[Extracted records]
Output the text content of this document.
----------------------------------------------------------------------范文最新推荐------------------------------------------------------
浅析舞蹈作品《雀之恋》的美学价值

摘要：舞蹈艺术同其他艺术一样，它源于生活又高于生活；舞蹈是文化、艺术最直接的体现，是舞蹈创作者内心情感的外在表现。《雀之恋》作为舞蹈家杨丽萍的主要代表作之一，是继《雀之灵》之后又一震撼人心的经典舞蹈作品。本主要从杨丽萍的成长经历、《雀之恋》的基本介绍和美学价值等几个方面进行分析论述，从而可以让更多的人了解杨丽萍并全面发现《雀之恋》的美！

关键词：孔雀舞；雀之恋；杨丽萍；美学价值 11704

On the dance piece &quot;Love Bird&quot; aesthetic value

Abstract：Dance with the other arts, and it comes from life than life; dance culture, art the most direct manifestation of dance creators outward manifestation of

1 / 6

> _TASK DESCRIPTION_:
Locate the word "dance" in the entries, and copy every line where it is found.

> _TASK RESPONSE_:
On the dance piece &quot;Love Bird&quot; aesthetic value
Abstract：Dance with the other arts, and it comes from life than life; dance culture, art the most direct manifestation of dance creators outward manifestation of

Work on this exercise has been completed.